**Stated problem:** Reproduce the listing below word for word.
━━━━━ Exercise input
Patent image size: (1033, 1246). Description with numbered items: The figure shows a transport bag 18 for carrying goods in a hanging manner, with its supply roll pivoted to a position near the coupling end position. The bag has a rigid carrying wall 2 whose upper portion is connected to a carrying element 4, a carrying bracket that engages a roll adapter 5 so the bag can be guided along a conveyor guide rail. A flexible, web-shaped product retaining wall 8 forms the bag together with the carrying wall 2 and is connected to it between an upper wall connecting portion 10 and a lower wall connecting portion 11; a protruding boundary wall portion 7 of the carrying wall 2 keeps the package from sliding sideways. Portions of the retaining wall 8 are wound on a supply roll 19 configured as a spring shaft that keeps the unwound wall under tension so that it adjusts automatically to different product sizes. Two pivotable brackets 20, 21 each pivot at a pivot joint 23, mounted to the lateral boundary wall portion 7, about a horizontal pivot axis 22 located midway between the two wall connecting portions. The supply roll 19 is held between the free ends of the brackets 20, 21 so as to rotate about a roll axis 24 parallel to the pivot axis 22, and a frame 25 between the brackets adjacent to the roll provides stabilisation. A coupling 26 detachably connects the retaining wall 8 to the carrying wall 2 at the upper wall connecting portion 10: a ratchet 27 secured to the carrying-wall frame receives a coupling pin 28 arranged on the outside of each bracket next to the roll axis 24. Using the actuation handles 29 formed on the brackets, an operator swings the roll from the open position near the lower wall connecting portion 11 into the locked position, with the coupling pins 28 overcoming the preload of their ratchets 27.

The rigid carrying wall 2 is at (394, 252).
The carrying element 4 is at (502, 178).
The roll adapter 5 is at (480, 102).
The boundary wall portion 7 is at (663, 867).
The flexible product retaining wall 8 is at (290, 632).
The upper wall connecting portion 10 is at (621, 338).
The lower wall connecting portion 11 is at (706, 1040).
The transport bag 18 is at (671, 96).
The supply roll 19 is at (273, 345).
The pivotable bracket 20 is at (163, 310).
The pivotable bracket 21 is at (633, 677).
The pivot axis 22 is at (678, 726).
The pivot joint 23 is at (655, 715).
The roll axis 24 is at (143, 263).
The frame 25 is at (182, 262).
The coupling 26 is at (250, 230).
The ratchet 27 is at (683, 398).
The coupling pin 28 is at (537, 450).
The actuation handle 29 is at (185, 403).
━━━━━━━━━━
**The solution:**
Patent image size: (1033, 1246). Description with numbered items: The figure shows a transport bag 18 for carrying goods in a hanging manner, with its supply roll pivoted to a position near the coupling end position. The bag has a rigid carrying wall 2 whose upper portion is connected to a carrying element 4, a carrying bracket that engages a roll adapter 5 so the bag can be guided along a conveyor guide rail. A flexible, web-shaped product retaining wall 8 forms the bag together with the carrying wall 2 and is connected to it between an upper wall connecting portion 10 and a lower wall connecting portion 11; a protruding boundary wall portion 7 of the carrying wall 2 keeps the package from sliding sideways. Portions of the retaining wall 8 are wound on a supply roll 19 configured as a spring shaft that keeps the unwound wall under tension so that it adjusts automatically to different product sizes. Two pivotable brackets 20, 21 each pivot at a pivot joint 23, mounted to the lateral boundary wall portion 7, about a horizontal pivot axis 22 located midway between the two wall connecting portions. The supply roll 19 is held between the free ends of the brackets 20, 21 so as to rotate about a roll axis 24 parallel to the pivot axis 22, and a frame 25 between the brackets adjacent to the roll provides stabilisation. A coupling 26 detachably connects the retaining wall 8 to the carrying wall 2 at the upper wall connecting portion 10: a ratchet 27 secured to the carrying-wall frame receives a coupling pin 28 arranged on the outside of each bracket next to the roll axis 24. Using the actuation handles 29 formed on the brackets, an operator swings the roll from the open position near the lower wall connecting portion 11 into the locked position, with the coupling pins 28 overcoming the preload of their ratchets 27.

The rigid carrying wall 2 is at (394, 252).
The carrying element 4 is at (502, 178).
The roll adapter 5 is at (480, 102).
The boundary wall portion 7 is at (663, 867).
The flexible product retaining wall 8 is at (290, 632).
The upper wall connecting portion 10 is at (621, 338).
The lower wall connecting portion 11 is at (706, 1040).
The transport bag 18 is at (671, 96).
The supply roll 19 is at (273, 345).
The pivotable bracket 20 is at (163, 310).
The pivotable bracket 21 is at (633, 677).
The pivot axis 22 is at (678, 726).
The pivot joint 23 is at (655, 715).
The roll axis 24 is at (143, 263).
The frame 25 is at (182, 262).
The coupling 26 is at (250, 230).
The ratchet 27 is at (683, 398).
The coupling pin 28 is at (537, 450).
The actuation handle 29 is at (185, 403).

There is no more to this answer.